**Prompt:**
Search the material and gather each line with "title" in it.
BEGIN Given information
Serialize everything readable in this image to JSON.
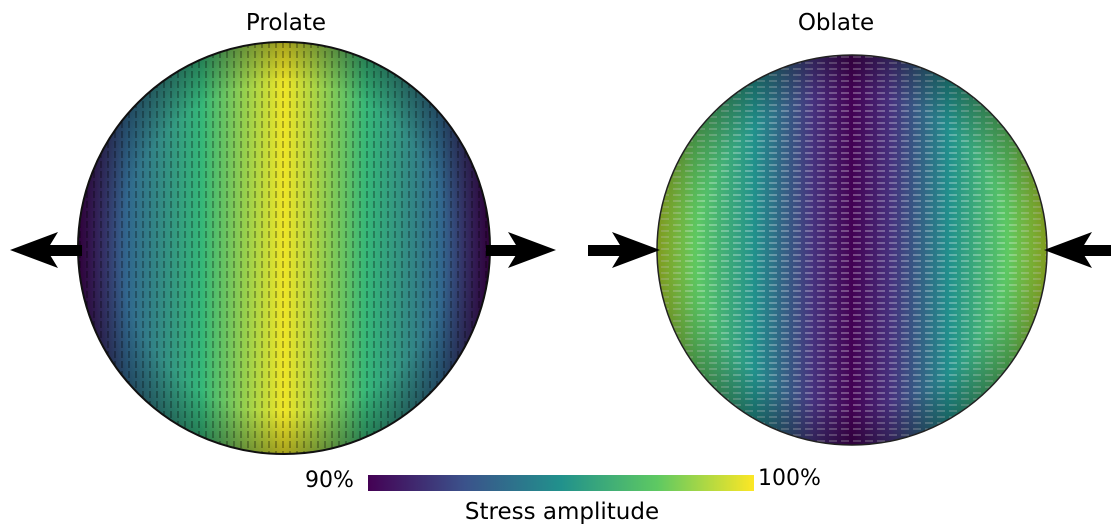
{
  "panels": [
    {
      "title": "Prolate",
      "arrows": "outward"
    },
    {
      "title": "Oblate",
      "arrows": "inward"
    }
  ],
  "colorbar": {
    "min_label": "90%",
    "max_label": "100%",
    "title": "Stress amplitude",
    "colormap": "viridis",
    "colors": [
      "#440154",
      "#3b528b",
      "#21918c",
      "#5ec962",
      "#fde725"
    ]
  }
}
END Given information
**Output of the exercise:**
      "title": "Prolate",
      "title": "Oblate",
    "title": "Stress amplitude",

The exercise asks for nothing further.